STATED GOAL – Pull every line containing "священника" from the entries.

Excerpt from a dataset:
======

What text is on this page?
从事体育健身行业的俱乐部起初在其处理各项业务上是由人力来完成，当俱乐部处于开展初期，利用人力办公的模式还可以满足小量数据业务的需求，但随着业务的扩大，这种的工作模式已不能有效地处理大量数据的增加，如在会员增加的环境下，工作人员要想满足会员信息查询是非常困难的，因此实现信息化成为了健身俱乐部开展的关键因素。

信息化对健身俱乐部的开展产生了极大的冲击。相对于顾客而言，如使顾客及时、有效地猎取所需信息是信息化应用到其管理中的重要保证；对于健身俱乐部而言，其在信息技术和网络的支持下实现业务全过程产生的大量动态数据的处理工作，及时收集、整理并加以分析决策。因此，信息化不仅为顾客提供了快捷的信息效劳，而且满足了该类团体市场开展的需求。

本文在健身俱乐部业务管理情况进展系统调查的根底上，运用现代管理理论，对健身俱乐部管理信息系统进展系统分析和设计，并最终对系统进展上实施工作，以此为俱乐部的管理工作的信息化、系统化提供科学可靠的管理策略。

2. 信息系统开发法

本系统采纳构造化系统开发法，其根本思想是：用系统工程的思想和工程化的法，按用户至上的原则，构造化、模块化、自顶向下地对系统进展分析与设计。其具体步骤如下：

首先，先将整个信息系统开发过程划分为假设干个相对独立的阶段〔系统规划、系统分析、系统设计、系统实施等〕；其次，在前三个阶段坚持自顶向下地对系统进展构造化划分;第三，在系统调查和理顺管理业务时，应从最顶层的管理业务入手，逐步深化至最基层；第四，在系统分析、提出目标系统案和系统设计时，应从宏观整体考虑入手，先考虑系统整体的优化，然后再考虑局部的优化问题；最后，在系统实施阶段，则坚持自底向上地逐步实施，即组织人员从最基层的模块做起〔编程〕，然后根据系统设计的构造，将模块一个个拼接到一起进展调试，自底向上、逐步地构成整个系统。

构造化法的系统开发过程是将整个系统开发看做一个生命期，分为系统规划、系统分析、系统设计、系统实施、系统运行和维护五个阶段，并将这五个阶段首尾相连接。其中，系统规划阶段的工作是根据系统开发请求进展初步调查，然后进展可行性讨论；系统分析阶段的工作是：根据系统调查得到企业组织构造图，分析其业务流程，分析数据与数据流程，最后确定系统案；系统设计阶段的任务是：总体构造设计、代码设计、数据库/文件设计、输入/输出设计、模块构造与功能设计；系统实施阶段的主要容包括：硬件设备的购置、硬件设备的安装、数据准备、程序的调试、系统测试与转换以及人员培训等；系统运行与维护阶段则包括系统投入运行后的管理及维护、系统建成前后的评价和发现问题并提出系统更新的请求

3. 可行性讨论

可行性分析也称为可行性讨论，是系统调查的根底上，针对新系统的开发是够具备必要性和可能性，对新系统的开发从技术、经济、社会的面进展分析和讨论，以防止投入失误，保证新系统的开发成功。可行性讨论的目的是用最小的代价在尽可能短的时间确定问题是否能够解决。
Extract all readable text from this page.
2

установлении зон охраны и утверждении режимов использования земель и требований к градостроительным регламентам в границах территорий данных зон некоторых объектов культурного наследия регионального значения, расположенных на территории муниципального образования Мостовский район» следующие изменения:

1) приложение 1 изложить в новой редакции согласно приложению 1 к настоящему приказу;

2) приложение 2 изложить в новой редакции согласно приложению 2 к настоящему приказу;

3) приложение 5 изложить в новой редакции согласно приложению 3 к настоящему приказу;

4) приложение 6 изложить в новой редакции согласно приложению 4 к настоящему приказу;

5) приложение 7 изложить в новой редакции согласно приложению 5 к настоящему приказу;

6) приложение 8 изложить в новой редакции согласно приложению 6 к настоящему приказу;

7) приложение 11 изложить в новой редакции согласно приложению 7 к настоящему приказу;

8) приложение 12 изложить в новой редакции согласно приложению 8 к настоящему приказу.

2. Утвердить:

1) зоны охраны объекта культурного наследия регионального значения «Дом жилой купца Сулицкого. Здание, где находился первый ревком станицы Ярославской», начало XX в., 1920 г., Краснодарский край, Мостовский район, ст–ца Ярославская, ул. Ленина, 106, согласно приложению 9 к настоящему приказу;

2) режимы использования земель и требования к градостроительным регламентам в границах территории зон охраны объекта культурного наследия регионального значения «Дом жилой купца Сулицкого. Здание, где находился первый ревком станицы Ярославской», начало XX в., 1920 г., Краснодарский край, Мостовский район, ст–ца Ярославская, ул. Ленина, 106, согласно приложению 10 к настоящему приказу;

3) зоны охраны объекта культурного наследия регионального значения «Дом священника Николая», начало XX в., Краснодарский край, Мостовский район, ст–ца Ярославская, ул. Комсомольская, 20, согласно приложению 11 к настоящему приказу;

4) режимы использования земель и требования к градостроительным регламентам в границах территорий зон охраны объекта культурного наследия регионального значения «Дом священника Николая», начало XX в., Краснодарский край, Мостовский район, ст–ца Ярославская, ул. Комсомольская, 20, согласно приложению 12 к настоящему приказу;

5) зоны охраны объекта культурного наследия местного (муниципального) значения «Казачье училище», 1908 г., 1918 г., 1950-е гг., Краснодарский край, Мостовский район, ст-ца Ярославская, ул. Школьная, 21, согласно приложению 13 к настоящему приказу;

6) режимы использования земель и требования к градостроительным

======

SOLUTION –
3) зоны охраны объекта культурного наследия регионального значения «Дом священника Николая», начало XX в., Краснодарский край, Мостовский район, ст–ца Ярославская, ул. Комсомольская, 20, согласно приложению 11 к настоящему приказу;
4) режимы использования земель и требования к градостроительным регламентам в границах территорий зон охраны объекта культурного наследия регионального значения «Дом священника Николая», начало XX в., Краснодарский край, Мостовский район, ст–ца Ярославская, ул. Комсомольская, 20, согласно приложению 12 к настоящему приказу;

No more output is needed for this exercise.